**SHORT EXERCISE:** Note how many lines hold "structured" and report that number by itself.

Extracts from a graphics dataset

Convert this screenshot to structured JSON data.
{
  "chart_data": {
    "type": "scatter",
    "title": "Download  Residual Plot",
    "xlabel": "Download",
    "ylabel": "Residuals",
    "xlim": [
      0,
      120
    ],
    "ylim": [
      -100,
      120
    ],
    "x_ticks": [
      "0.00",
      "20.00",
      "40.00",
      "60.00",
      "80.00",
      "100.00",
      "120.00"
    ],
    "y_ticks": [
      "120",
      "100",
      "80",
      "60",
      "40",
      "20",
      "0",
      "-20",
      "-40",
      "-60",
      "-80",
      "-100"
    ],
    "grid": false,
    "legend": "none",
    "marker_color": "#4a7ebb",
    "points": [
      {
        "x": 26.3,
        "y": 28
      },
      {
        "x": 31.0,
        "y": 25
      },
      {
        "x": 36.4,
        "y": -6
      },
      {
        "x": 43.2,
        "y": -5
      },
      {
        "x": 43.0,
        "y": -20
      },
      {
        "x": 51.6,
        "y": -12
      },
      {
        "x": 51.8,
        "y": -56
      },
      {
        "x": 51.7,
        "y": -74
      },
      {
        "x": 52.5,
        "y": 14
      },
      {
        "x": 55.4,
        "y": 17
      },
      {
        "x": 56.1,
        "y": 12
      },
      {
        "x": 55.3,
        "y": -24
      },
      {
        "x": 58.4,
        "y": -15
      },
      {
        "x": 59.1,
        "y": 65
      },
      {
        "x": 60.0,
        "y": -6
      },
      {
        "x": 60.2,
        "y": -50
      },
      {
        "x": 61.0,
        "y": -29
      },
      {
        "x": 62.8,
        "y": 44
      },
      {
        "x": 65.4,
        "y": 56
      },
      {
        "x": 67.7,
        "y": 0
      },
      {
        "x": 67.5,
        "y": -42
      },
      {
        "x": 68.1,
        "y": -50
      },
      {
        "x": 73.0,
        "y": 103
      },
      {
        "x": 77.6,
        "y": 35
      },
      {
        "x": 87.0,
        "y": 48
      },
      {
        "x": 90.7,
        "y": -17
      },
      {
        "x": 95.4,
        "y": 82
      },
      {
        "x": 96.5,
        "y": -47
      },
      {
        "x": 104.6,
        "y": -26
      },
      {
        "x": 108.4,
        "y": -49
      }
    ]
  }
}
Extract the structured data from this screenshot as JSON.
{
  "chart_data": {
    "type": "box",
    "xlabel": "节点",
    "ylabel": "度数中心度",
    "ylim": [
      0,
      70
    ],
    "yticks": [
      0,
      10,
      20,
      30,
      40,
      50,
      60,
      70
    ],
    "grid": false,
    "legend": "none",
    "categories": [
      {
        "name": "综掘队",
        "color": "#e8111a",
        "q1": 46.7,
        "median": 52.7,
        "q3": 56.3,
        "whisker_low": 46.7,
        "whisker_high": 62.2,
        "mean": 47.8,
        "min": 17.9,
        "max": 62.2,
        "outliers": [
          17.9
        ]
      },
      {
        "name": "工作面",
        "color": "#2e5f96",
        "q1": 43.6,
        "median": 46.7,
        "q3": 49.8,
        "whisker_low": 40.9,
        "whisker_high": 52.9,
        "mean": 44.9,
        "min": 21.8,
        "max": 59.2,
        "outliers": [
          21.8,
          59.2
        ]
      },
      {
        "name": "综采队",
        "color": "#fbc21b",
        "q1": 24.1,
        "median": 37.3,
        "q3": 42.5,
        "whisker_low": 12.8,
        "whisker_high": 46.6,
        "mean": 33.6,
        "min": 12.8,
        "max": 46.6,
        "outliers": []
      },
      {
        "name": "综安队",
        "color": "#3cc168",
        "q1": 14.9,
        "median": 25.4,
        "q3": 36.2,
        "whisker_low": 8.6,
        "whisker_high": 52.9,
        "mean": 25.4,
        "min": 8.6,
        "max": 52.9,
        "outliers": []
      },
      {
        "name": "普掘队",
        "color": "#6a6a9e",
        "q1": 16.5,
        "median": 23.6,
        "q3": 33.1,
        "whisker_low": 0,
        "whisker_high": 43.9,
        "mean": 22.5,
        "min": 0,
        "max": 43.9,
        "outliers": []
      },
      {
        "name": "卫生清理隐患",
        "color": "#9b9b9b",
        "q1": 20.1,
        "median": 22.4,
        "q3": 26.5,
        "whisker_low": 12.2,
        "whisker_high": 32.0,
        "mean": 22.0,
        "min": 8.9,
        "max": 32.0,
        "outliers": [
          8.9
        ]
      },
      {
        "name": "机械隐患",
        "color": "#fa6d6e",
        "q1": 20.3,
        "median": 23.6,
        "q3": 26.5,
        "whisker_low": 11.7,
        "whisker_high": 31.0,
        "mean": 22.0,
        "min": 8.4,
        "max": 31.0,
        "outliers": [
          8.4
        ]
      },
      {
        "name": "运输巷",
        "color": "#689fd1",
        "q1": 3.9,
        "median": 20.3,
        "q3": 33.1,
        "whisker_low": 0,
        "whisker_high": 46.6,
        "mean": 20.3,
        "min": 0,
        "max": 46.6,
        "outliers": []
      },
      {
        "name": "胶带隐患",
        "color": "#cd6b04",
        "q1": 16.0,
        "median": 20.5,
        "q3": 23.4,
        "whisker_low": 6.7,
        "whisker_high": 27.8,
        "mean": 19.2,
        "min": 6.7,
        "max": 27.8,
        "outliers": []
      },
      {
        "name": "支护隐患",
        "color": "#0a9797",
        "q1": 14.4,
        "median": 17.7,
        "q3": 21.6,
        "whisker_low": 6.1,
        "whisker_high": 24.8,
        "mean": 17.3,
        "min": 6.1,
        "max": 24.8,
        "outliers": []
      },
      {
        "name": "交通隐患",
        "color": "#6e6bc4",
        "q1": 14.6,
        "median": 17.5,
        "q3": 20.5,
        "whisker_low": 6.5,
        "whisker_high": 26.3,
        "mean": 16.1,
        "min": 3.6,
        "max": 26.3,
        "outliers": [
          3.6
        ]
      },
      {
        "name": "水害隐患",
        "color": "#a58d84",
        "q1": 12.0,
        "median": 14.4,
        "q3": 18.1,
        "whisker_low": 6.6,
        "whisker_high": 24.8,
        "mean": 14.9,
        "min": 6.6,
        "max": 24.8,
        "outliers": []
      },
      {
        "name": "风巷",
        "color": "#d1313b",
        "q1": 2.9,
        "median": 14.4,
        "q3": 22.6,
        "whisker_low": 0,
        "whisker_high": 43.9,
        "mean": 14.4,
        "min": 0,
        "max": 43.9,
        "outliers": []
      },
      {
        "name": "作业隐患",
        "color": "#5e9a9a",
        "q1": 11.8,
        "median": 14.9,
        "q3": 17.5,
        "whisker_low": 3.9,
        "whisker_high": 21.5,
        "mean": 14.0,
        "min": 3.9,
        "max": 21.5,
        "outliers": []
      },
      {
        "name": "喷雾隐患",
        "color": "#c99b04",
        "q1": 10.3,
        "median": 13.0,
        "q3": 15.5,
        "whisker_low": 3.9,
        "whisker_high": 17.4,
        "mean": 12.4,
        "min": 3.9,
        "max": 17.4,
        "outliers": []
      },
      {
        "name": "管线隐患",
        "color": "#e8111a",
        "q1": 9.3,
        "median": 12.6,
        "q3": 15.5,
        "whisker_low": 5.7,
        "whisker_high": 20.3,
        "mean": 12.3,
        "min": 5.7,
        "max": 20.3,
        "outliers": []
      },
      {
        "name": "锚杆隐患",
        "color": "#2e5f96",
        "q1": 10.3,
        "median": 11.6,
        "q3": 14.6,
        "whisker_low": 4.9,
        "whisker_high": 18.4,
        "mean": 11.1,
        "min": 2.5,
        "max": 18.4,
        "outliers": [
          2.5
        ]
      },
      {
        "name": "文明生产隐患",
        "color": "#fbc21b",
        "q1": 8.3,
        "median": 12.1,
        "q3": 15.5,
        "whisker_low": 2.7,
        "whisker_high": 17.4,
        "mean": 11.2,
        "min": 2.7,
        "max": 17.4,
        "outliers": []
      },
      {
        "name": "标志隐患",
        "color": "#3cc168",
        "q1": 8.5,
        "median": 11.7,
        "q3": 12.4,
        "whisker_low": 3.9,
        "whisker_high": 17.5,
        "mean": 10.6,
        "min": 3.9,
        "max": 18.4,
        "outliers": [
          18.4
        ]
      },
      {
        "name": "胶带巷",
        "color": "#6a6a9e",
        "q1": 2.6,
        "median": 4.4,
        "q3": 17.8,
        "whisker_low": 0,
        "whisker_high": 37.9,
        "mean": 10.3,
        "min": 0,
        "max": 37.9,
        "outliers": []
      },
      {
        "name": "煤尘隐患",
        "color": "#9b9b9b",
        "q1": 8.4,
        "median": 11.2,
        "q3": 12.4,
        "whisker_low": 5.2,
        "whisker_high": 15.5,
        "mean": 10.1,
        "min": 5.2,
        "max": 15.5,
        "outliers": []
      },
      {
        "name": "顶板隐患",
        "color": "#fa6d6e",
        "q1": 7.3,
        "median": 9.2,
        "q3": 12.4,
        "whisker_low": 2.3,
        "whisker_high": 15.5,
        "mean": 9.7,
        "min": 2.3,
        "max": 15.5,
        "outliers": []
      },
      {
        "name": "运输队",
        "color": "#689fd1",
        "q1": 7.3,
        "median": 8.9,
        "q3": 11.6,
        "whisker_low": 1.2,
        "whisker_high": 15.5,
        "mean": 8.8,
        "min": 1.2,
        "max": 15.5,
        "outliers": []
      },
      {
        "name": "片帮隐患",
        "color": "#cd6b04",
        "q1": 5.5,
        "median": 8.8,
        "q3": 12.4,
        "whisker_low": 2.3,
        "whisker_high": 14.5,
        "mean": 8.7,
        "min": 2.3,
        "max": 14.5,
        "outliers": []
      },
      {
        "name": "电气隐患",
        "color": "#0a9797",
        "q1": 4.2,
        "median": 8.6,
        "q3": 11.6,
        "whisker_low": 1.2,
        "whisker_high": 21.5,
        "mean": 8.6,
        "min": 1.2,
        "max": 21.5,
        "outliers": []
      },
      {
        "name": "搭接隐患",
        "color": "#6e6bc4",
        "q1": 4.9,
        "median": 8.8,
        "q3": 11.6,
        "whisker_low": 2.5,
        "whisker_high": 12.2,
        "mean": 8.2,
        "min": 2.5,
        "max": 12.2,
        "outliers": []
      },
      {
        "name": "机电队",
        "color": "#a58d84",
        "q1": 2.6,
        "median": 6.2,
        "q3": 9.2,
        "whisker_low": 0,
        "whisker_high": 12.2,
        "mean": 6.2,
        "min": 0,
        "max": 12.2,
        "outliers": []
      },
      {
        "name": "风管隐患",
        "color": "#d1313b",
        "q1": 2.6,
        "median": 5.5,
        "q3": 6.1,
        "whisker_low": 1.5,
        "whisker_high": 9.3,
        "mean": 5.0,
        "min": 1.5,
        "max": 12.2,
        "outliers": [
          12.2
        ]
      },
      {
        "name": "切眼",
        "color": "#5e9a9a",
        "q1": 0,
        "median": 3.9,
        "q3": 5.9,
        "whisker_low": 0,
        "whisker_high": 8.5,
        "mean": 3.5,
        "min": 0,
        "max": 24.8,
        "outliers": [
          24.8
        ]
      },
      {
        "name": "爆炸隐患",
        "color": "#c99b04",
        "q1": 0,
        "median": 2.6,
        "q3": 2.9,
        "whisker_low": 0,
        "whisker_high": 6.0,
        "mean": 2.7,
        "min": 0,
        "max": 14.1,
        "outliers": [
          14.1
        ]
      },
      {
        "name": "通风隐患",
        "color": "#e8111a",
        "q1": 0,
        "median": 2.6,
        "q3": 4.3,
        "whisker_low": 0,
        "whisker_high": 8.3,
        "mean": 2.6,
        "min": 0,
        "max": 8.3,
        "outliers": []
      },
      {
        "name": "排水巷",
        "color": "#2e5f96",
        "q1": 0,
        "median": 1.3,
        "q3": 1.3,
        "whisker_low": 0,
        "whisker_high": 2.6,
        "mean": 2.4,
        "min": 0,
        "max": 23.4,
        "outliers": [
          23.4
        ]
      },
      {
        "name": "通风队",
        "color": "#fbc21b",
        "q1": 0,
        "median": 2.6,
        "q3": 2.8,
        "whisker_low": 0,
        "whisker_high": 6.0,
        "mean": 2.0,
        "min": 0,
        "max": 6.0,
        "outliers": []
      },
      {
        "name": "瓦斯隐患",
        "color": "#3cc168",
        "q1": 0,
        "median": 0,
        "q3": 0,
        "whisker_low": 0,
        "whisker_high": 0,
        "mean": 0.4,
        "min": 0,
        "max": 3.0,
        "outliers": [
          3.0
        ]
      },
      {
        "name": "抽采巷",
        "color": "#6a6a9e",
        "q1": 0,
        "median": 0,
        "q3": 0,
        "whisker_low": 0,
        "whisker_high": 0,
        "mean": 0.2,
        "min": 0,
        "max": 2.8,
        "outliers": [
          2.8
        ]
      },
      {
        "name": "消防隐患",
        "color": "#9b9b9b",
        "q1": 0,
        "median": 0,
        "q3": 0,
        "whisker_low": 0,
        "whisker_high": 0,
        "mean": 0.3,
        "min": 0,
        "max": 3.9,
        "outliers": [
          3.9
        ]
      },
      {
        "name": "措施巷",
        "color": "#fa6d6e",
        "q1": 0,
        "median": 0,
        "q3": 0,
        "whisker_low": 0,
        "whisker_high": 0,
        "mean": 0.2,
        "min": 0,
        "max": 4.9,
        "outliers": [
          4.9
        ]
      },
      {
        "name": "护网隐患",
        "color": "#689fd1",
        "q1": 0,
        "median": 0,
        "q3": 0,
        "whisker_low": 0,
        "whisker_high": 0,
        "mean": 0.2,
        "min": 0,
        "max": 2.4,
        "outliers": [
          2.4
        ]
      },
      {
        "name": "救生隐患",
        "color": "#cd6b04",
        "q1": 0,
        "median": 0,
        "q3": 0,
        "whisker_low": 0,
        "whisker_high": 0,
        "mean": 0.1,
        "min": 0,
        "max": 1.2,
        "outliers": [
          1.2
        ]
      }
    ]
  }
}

**WRITTEN ANSWER:** 2